┌─ Extracted data

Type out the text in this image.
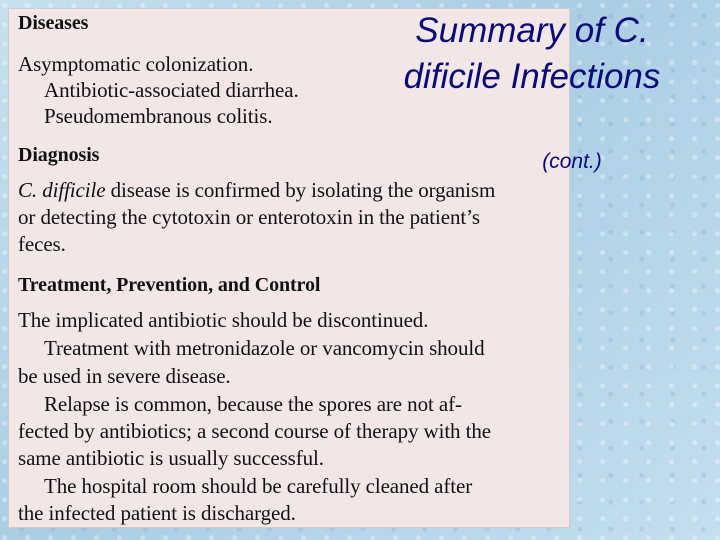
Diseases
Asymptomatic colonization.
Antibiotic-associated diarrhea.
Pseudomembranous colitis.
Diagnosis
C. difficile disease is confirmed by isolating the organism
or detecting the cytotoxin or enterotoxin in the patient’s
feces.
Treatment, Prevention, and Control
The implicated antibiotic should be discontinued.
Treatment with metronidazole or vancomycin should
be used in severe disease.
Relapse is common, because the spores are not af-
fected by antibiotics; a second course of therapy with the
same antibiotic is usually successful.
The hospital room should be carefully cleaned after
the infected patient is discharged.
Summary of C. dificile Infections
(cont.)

└─

Task ->
Using the listing above, work out how many lines contain the string "should" and return only that number.

Exercise answer ->
3